• Your objective: Sift the material for lines containing "subtitle", and return them.

┄┄┄┄┄┄

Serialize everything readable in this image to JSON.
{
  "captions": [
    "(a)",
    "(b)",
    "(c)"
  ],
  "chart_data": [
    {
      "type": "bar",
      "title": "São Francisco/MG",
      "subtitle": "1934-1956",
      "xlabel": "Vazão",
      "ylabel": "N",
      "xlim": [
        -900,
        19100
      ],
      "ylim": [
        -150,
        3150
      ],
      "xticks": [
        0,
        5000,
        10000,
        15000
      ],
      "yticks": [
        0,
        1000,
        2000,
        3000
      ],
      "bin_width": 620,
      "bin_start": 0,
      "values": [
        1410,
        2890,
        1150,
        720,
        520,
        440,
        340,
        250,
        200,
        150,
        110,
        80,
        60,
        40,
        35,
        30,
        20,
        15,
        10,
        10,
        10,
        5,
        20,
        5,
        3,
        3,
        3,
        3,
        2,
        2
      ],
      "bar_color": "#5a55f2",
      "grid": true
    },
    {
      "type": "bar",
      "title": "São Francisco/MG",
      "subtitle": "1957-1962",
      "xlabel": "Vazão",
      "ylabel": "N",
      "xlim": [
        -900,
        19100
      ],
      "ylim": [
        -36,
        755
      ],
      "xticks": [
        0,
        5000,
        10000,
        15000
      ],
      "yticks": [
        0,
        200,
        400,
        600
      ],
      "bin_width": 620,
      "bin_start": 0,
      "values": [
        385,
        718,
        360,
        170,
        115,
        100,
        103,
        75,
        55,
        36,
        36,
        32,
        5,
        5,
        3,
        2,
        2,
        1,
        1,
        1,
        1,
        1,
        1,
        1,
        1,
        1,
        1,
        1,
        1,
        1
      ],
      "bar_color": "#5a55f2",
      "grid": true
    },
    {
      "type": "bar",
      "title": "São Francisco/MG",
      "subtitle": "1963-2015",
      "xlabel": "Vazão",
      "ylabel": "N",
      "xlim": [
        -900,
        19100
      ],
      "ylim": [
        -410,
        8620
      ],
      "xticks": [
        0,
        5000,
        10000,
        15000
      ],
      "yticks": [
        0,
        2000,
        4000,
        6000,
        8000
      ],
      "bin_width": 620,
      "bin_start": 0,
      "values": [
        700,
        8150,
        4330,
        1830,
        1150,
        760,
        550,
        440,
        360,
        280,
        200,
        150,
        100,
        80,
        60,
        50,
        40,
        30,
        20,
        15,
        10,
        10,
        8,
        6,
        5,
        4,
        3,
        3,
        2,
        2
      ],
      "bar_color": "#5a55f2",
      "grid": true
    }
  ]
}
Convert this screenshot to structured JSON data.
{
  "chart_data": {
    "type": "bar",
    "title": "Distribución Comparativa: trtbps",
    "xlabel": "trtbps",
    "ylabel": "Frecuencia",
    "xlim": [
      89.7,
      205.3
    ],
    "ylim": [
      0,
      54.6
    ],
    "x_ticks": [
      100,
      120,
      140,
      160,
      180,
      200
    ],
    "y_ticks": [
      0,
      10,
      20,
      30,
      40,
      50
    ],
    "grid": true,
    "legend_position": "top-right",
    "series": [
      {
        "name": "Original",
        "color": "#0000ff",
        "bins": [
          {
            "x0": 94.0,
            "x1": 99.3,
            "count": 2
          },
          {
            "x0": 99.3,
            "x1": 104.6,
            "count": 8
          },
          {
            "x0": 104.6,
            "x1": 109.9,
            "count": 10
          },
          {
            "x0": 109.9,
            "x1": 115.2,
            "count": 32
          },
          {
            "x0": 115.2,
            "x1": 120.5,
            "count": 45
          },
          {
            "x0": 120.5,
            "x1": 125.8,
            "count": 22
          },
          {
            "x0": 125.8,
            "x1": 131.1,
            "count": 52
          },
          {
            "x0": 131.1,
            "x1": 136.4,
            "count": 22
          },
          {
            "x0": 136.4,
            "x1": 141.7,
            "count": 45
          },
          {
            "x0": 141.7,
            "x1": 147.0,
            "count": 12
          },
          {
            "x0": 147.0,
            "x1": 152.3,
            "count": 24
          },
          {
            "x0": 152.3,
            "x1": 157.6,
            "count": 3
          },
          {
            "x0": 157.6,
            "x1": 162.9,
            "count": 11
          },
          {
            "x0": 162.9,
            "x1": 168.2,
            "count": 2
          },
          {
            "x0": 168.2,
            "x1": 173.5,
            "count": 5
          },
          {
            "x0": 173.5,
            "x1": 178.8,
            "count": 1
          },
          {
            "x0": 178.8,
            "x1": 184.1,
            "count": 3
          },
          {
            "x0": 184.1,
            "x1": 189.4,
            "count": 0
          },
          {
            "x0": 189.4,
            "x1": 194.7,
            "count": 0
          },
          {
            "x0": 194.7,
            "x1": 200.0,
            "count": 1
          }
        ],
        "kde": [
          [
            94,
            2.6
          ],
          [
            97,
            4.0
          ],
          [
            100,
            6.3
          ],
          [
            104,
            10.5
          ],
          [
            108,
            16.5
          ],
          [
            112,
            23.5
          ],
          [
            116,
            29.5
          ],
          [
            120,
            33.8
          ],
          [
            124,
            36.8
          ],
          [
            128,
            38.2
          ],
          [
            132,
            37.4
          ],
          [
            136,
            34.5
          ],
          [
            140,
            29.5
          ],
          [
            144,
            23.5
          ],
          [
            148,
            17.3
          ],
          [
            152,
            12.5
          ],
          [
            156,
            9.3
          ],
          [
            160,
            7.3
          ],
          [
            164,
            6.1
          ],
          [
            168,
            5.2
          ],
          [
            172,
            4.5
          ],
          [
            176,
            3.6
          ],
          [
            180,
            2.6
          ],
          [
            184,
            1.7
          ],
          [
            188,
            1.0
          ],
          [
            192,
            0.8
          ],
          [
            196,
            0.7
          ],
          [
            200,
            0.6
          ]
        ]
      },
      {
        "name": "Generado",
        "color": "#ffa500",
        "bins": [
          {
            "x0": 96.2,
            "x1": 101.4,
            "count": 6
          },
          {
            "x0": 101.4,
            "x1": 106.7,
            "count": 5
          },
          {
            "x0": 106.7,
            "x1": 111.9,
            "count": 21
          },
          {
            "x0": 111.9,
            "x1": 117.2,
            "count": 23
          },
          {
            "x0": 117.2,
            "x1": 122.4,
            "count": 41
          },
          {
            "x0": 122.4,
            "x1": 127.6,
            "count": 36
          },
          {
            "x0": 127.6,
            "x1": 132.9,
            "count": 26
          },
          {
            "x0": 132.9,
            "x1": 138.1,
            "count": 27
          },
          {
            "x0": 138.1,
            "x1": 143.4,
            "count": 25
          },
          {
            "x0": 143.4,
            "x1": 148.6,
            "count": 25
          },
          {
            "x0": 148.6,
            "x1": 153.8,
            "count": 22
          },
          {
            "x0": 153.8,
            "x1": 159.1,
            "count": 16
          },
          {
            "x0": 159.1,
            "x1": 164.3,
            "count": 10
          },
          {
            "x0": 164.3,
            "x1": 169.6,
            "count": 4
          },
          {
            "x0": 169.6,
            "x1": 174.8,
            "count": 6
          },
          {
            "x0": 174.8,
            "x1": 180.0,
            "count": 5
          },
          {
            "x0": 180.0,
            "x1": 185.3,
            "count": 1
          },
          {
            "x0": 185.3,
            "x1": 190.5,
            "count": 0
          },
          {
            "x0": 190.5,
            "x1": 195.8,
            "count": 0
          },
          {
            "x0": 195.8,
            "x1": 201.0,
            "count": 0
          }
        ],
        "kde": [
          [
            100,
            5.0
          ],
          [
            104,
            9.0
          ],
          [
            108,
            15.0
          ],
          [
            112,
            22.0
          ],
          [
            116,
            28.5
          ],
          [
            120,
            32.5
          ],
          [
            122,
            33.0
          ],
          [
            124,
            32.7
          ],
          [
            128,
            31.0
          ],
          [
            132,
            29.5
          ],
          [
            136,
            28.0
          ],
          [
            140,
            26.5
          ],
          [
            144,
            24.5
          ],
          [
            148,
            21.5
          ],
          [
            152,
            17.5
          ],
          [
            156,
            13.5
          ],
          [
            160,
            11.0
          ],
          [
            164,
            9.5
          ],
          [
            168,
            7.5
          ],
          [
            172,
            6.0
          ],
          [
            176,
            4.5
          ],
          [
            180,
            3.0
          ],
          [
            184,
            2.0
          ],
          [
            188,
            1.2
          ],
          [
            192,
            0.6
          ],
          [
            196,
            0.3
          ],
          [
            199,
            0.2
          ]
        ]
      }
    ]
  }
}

┄┄┄┄┄┄

• Worked solution:
      "subtitle": "1934-1956",
      "subtitle": "1957-1962",
      "subtitle": "1963-2015",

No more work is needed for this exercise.